# Required task:
Extract all lines that hold the string "kadranda".

# Provided data:

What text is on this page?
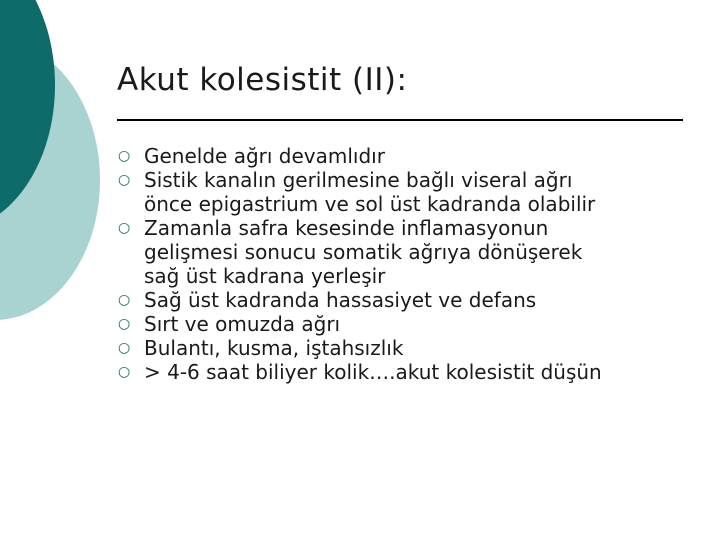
Akut kolesistit (II):
○ Genelde ağrı devamlıdır
○ Sistik kanalın gerilmesine bağlı viseral ağrı
önce epigastrium ve sol üst kadranda olabilir
○ Zamanla safra kesesinde inflamasyonun
gelişmesi sonucu somatik ağrıya dönüşerek
sağ üst kadrana yerleşir
○ Sağ üst kadranda hassasiyet ve defans
○ Sırt ve omuzda ağrı
○ Bulantı, kusma, iştahsızlık
○ > 4-6 saat biliyer kolik….akut kolesistit düşün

# Result:
önce epigastrium ve sol üst kadranda olabilir
○ Sağ üst kadranda hassasiyet ve defans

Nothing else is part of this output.